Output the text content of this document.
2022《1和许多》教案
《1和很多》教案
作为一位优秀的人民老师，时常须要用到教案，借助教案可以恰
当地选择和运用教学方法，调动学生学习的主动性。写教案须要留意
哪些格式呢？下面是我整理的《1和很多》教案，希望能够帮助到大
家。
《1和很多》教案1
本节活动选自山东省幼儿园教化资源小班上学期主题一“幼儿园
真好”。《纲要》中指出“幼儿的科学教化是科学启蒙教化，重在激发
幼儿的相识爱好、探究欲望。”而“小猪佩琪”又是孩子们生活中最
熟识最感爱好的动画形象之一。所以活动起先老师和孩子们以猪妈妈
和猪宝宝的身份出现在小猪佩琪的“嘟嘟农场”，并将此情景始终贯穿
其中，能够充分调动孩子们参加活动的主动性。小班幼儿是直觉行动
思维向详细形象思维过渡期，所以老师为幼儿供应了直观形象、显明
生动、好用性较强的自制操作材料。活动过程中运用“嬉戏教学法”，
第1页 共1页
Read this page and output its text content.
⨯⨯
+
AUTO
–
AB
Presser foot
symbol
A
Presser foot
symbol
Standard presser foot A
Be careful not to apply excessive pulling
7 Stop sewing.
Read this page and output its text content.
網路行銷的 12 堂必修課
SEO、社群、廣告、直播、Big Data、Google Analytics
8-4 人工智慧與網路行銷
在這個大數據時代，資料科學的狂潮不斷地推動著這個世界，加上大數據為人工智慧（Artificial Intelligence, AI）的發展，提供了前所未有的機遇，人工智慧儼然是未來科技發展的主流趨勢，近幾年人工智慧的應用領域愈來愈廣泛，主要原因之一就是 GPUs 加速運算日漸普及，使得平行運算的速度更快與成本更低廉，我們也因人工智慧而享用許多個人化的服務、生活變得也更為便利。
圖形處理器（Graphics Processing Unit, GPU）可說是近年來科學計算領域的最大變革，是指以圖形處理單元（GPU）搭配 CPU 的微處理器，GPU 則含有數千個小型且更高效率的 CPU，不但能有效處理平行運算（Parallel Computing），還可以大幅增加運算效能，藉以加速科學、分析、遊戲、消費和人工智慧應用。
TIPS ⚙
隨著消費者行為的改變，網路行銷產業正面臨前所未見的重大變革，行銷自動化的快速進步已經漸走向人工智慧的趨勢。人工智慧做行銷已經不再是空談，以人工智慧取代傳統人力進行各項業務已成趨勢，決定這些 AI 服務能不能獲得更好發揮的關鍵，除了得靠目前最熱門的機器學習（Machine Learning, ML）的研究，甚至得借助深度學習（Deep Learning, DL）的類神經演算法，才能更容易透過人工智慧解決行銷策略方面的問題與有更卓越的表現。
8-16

- Problem requirements: Retype all of the material, keeping each line exact.

- Result of the exercise:
Output the text content of this document.
2022《1和许多》教案
《1和很多》教案
作为一位优秀的人民老师，时常须要用到教案，借助教案可以恰
当地选择和运用教学方法，调动学生学习的主动性。写教案须要留意
哪些格式呢？下面是我整理的《1和很多》教案，希望能够帮助到大
家。
《1和很多》教案1
本节活动选自山东省幼儿园教化资源小班上学期主题一“幼儿园
真好”。《纲要》中指出“幼儿的科学教化是科学启蒙教化，重在激发
幼儿的相识爱好、探究欲望。”而“小猪佩琪”又是孩子们生活中最
熟识最感爱好的动画形象之一。所以活动起先老师和孩子们以猪妈妈
和猪宝宝的身份出现在小猪佩琪的“嘟嘟农场”，并将此情景始终贯穿
其中，能够充分调动孩子们参加活动的主动性。小班幼儿是直觉行动
思维向详细形象思维过渡期，所以老师为幼儿供应了直观形象、显明
生动、好用性较强的自制操作材料。活动过程中运用“嬉戏教学法”，
第1页 共1页
Read this page and output its text content.
⨯⨯
+
AUTO
–
AB
Presser foot
symbol
A
Presser foot
symbol
Standard presser foot A
Be careful not to apply excessive pulling
7 Stop sewing.
Read this page and output its text content.
網路行銷的 12 堂必修課
SEO、社群、廣告、直播、Big Data、Google Analytics
8-4 人工智慧與網路行銷
在這個大數據時代，資料科學的狂潮不斷地推動著這個世界，加上大數據為人工智慧（Artificial Intelligence, AI）的發展，提供了前所未有的機遇，人工智慧儼然是未來科技發展的主流趨勢，近幾年人工智慧的應用領域愈來愈廣泛，主要原因之一就是 GPUs 加速運算日漸普及，使得平行運算的速度更快與成本更低廉，我們也因人工智慧而享用許多個人化的服務、生活變得也更為便利。
圖形處理器（Graphics Processing Unit, GPU）可說是近年來科學計算領域的最大變革，是指以圖形處理單元（GPU）搭配 CPU 的微處理器，GPU 則含有數千個小型且更高效率的 CPU，不但能有效處理平行運算（Parallel Computing），還可以大幅增加運算效能，藉以加速科學、分析、遊戲、消費和人工智慧應用。
TIPS ⚙
隨著消費者行為的改變，網路行銷產業正面臨前所未見的重大變革，行銷自動化的快速進步已經漸走向人工智慧的趨勢。人工智慧做行銷已經不再是空談，以人工智慧取代傳統人力進行各項業務已成趨勢，決定這些 AI 服務能不能獲得更好發揮的關鍵，除了得靠目前最熱門的機器學習（Machine Learning, ML）的研究，甚至得借助深度學習（Deep Learning, DL）的類神經演算法，才能更容易透過人工智慧解決行銷策略方面的問題與有更卓越的表現。
8-16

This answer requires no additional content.